__Texte du document__
^^^^
LUX, 2 salles, 2 ambiances pour les Industries culturelles et créatives, avec Nathalie MIEL du Damier

Nathalie Miel est directrice du Damier, le cluster des Industries Culturelles et créatives. Le Damier organisait les 23 et 24 novembre “LUX, Le nouveau salon professionnel qui met en lumière la Galaxie des Industries Culturelles et Créatives” à Clermont-Ferrand. Retour avec elle sur les intentions et le bilan, à chaud, de cette première édition.

Le cluster le Damier vient de clôturer la première édition de LUX, le salon des Industries culturelles et créatives. Pour les néophytes, est ce que tu peux rappeler ce qu’est le Damier et ce que recouvre le terme ICC ?

Un cluster, ou grappe d’entreprises en français, est un réseau d’entreprises représentatif d’une filière, qui a vocation à mettre en valeur ses adhérents et leurs activités, et à accompagner la filière dans son développement.

En l’occurrence, Le DAMIER est le cluster des Industries Culturelles et Créatives. Par ce terme, on désigne un champ assez large qui recouvre toutes les structures qui placent la créativité au cœur de leur activité. Aussi bien le spectacle vivant que l’audiovisuel, le cinéma, les studios créatifs, les arts visuels, le livre, la musique avec les labels, le booking, l’architecture, les médias, l’événementiel… 

Le DAMIER exerce des missions “classiques” de cluster. Il fédère les acteurs, met en valeur les compétences de la filière, favorise les collaborations… Ces dernières années ont été marquées par le développement conséquent du DAMIER qui se matérialise par de nouvelles missions comme l’accompagnement à la création d’entreprises dans le champ culturel et créatif, via l’incubateur HUB-IC par exemple (voir article et vidéo lors du lancement en 2020). Mais aussi, par la création de nouveaux dispositifs à destination des professionnels du secteur, notamment autour du sujet de l’accompagnement des transitions, avec par exemple la cocréation avec Les Shifters de la Fresque de la Culture ou l’accompagnement collectif de démarches RSE. 

Et, enfin, c’est le sujet aujourd’hui, il organise des salons professionnels comme le MIMA ou LUX. 

Que représente le secteur culturel et créatif sur un plan économique ?

Le Massif central compte 13 200 établissements culturels, ce qui représente 3 % de son tissu économique. 15 % des emplois relevant des activités du secteur culturel à l’échelle du Massif central se concentrent dans la métropole clermontoise.

Pour ce qui est de la métropole clermontoise : la toute récente étude de l’agence d’urbanisme fait état d’un chiffre d’affaires de 620 millions d’euros à l’échelle de la métropole de Clermont, pour un total de 6000 salariés. Cela représente tout de même 2600 établissements, soit 7% des entreprises du territoire métropolitain.
^^^^
__Données affichées__
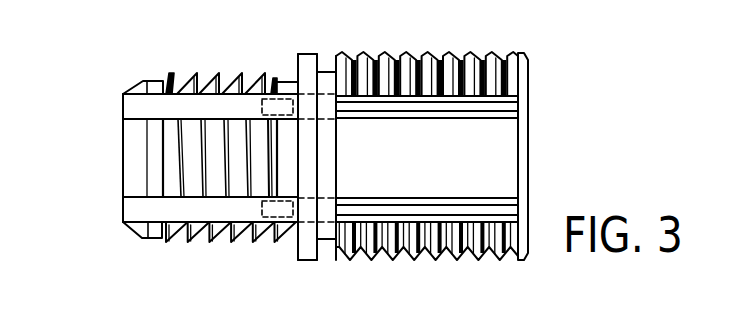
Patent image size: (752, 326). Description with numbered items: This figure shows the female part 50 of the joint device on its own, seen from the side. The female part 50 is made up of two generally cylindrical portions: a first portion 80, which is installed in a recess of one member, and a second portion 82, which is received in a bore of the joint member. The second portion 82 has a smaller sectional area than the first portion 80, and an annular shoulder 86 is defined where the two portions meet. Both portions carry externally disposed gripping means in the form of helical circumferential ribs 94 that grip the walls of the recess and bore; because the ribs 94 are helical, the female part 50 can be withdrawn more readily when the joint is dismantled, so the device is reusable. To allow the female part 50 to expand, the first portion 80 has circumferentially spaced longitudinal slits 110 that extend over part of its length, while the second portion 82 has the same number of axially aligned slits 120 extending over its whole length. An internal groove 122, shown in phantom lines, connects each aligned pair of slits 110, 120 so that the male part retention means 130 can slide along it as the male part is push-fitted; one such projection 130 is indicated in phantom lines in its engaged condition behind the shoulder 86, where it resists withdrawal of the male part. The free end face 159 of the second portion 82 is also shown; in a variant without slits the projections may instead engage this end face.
^^^^
__Description du problème__
Prolongez l'entretien consacré au salon LUX en reprenant juste après sa dernière phrase.

__Bonne réponse__
Le secteur se porte bien, il est en développement, avec une dynamique de création très importante, même si beaucoup sont de très petites entreprises, avec une prédominance du spectacle vivant. Cela correspond aussi à une appétence pour les pratiques culturelles dans notre département, largement au-dessus de la moyenne nationale.

Un mot sur Clermont 2028 ? nous aurons bientôt le verdict, si c’est positif, ça ouvre des perspectives non ?

Effectivement, ce serait l’opportunité de mettre un énorme coup de projecteur sur le secteur de la culture et plus largement des Industries Culturelles et Créatives sur notre territoire. Mais au-delà, cela devrait contribuer à structurer l’écosystème local, à multiplier les collaborations, avec cette dimension spécifique à l’échelle du Massif central porté par la candidature de Clermont. Et puis, on peut également compter sur un phénomène d’accélération, de montée en puissance du secteur des ICC, avec un enjeu de l’inscrire dans le temps.

Dans le même temps, Le DAMIER est l’un des 25 Lauréats nationaux de l’Appel à Manifestation d’Intérêt  Pôle Territoriaux ICC (France 2030). Nous portons, avec le soutien d’une douzaine de partenaires ( (Clermont Auvergne Métropole, RLV, CF28, Agence d’urbanisme, Sauve qui peut le court métrage, CCI, French tech, …), un projet de changement d’échelle ambitieux du DAMIER. Il s’agit de construire les filières culturelles et créatives de demain grâce à un pôle territorial ambitieux, responsable, innovant et résilient. Il pourrait aussi s’incarner dans un lieu dédié. Cette première victoire nous permet d’être accompagné pour structurer notre réponse territoriale à un appel à candidatures dans un an qui sélectionnera les futurs pôles territoriaux. C’est une démarche en deux temps, assez structurante.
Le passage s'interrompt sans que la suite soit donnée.